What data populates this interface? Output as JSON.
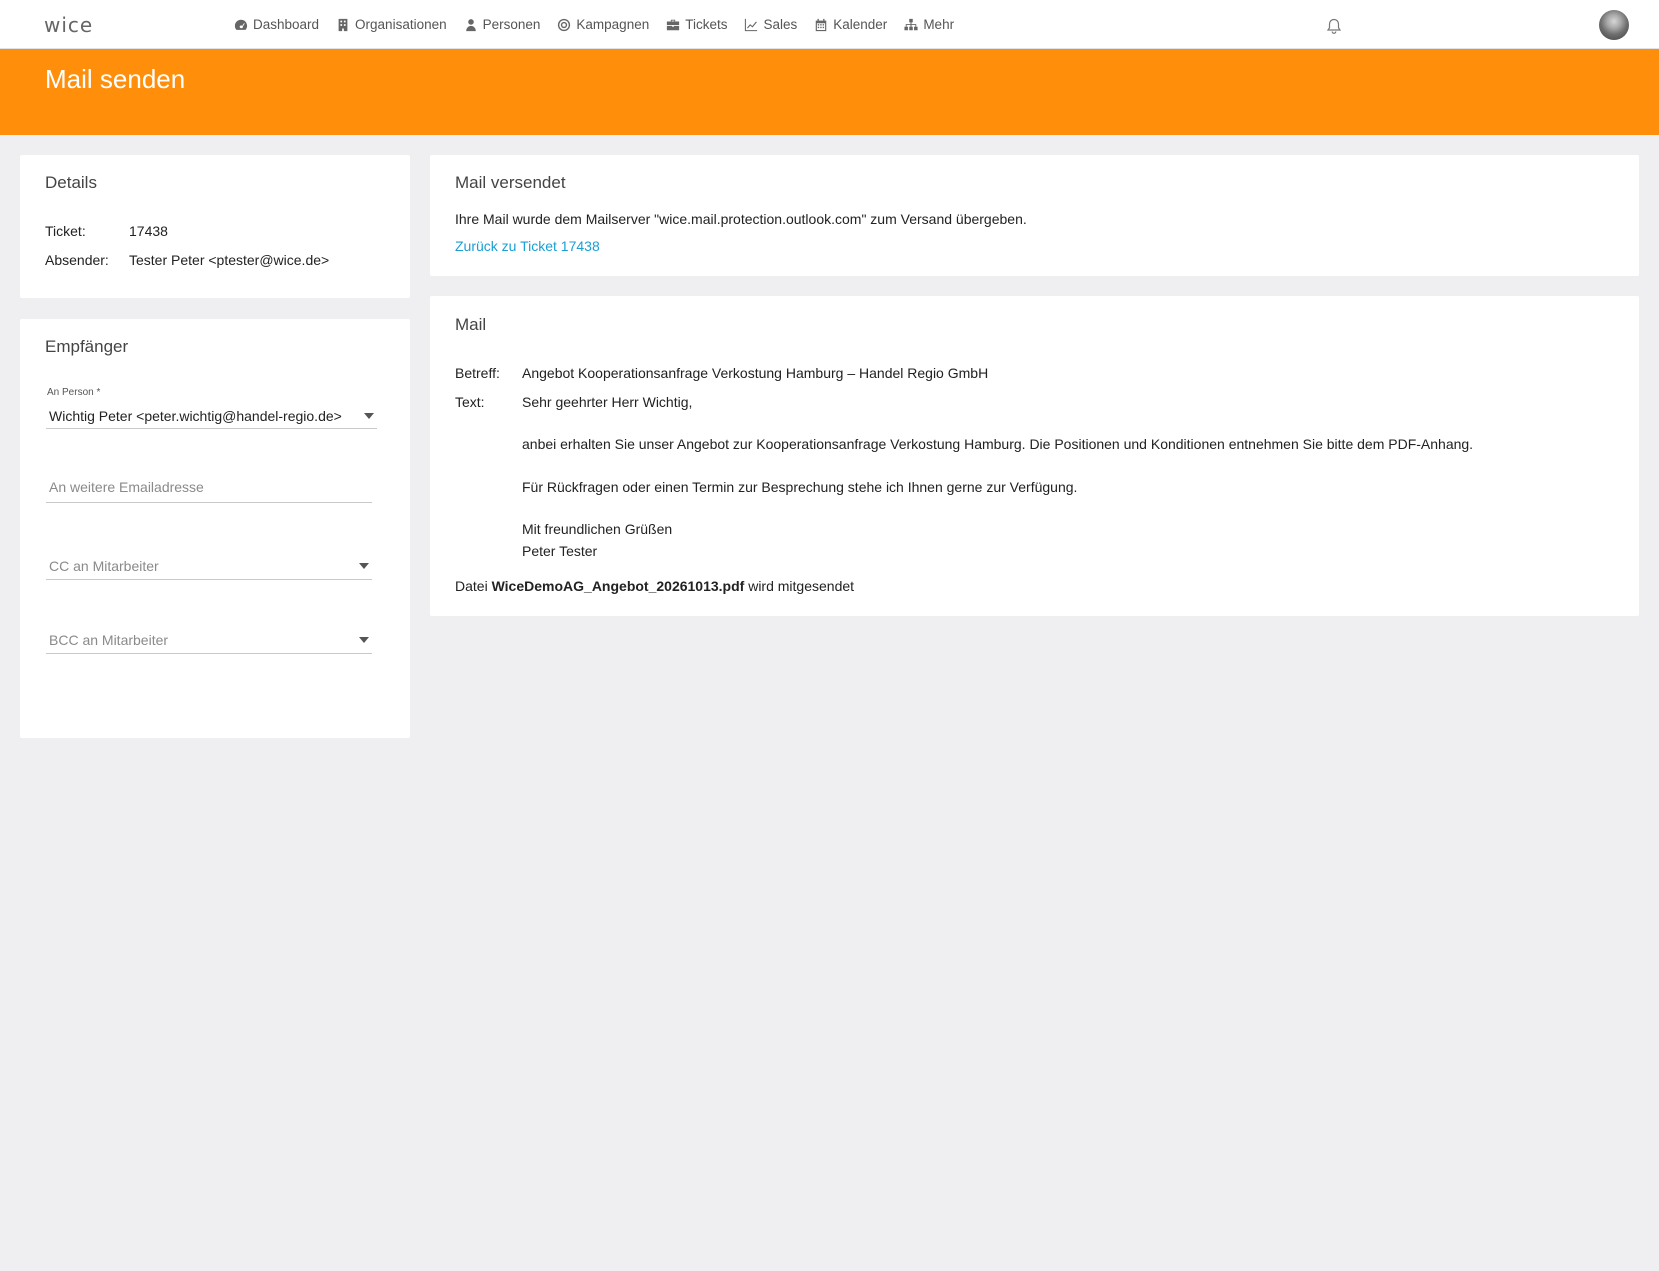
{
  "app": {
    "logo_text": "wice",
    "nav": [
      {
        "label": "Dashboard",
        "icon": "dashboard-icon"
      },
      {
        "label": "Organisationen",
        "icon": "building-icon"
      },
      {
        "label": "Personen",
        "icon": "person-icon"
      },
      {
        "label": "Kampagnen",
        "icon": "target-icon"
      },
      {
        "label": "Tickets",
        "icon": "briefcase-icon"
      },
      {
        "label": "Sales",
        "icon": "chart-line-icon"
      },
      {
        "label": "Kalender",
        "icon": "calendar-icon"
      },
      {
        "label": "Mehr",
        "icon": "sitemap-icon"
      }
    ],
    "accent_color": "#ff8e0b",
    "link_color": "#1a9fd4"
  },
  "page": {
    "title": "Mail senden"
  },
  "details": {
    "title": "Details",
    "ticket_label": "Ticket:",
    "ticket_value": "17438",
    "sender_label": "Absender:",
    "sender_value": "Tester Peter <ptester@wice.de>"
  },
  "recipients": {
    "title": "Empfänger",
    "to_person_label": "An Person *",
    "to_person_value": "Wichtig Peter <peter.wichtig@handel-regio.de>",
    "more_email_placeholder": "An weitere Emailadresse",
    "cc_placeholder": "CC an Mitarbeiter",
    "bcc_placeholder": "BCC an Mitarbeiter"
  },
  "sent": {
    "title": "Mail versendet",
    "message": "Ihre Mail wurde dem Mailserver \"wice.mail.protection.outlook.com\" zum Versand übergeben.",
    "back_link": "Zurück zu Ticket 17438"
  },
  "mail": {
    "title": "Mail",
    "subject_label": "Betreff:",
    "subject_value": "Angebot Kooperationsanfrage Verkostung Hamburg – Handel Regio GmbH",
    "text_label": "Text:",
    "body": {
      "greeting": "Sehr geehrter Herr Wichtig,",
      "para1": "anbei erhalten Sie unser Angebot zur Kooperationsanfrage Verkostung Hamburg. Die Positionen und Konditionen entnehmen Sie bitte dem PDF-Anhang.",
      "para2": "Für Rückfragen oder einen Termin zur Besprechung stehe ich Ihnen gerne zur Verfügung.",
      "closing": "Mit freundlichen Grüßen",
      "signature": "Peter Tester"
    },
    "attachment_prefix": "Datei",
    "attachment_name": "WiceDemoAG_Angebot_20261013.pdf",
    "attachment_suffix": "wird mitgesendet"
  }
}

● ● ● ● ● ● ●

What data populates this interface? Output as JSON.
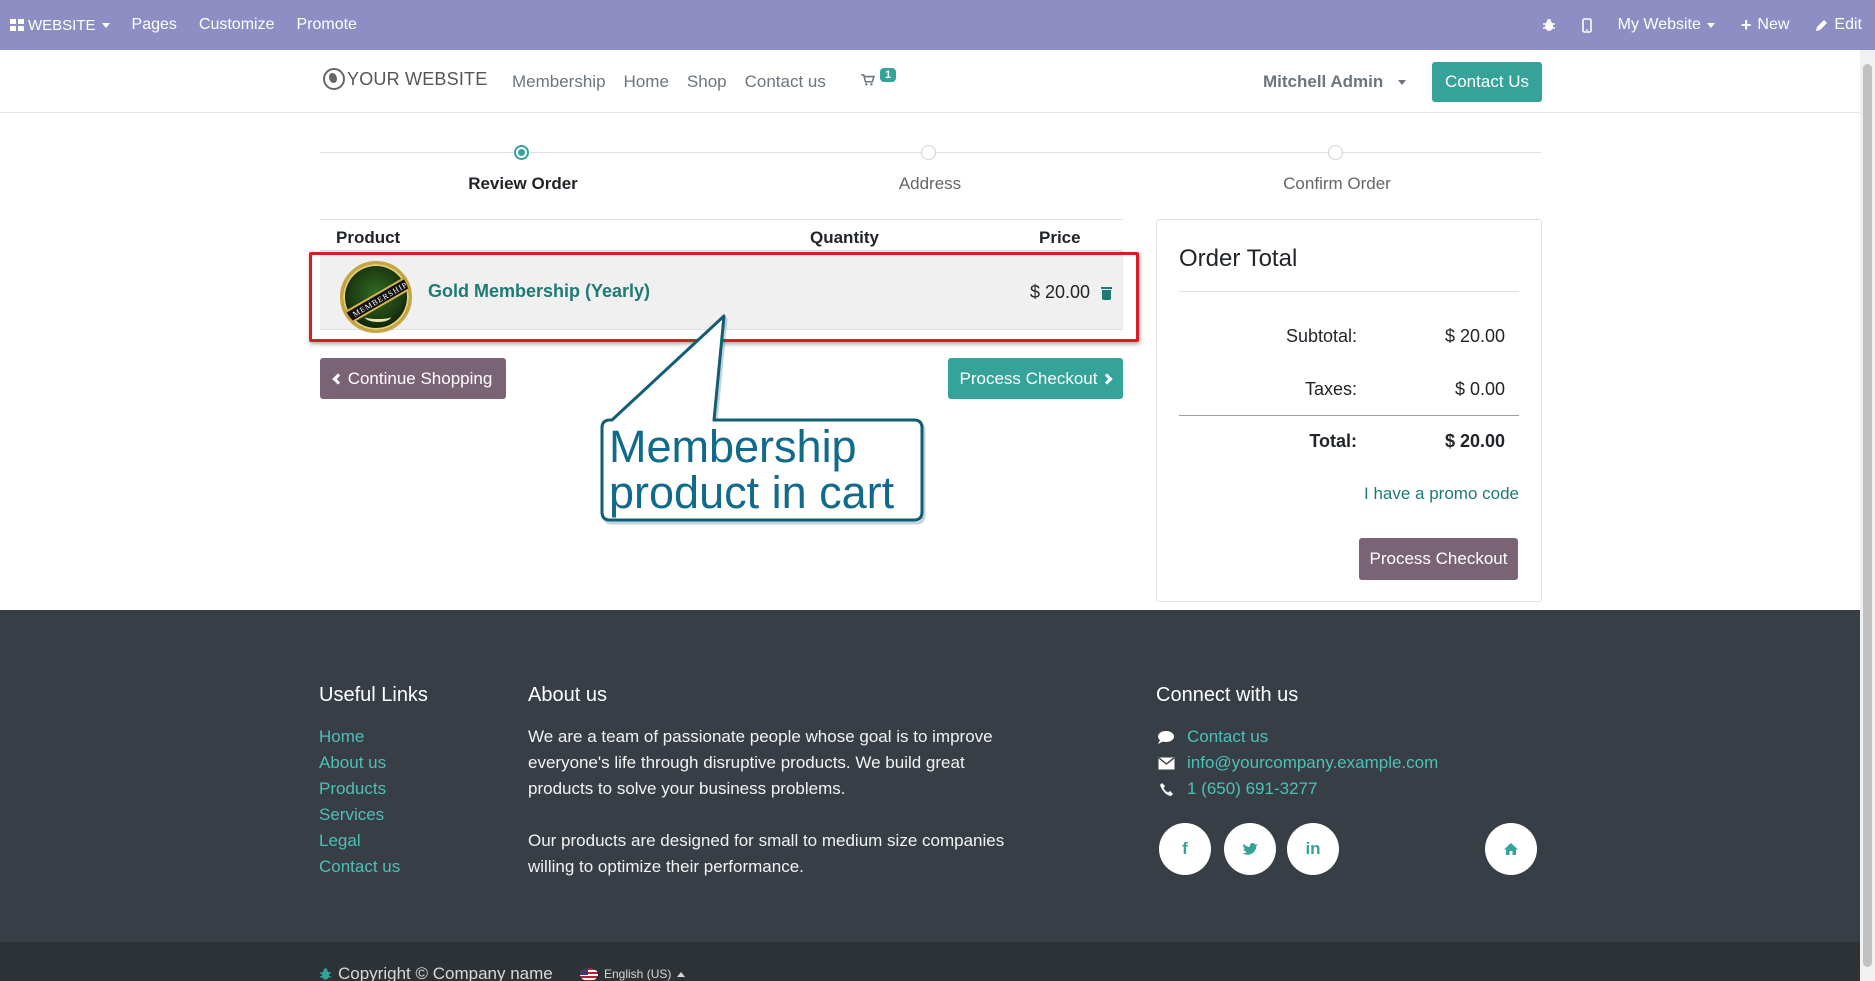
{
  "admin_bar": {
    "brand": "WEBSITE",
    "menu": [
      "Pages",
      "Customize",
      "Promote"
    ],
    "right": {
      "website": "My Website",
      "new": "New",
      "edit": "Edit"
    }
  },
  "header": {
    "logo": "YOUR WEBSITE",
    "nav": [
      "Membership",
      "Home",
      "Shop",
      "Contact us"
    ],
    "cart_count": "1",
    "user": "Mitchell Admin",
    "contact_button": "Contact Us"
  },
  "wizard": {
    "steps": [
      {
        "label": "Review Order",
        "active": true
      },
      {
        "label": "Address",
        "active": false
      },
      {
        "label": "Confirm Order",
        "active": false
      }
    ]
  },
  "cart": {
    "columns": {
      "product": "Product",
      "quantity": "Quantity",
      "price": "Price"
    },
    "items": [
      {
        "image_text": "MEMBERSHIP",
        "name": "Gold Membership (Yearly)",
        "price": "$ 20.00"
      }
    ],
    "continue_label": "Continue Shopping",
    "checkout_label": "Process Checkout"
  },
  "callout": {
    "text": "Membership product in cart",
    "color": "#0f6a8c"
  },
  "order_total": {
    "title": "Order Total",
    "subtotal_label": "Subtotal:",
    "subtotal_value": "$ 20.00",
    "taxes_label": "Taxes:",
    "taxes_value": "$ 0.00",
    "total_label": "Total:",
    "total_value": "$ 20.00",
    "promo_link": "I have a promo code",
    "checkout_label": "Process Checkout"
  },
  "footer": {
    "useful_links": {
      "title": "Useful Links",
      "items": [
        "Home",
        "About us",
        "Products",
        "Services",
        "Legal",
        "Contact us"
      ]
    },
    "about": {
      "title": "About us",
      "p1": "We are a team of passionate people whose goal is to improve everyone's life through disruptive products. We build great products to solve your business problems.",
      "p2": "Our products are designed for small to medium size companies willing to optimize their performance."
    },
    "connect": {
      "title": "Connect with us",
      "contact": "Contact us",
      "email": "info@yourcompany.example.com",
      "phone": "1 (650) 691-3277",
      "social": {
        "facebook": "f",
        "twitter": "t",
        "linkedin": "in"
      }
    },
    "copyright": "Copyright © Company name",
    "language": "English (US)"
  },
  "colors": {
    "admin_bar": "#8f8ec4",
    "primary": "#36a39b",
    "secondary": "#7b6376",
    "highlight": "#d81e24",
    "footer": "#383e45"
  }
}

● ● ● ● ● ● ●

→ EXERCISE
Go through the records and pull out each line that includes the word "icon".

→ PROBLEM SOLUTION
        "icon": "dashboard-icon"
        "icon": "building-icon"
        "icon": "person-icon"
        "icon": "target-icon"
        "icon": "briefcase-icon"
        "icon": "chart-line-icon"
        "icon": "calendar-icon"
        "icon": "sitemap-icon"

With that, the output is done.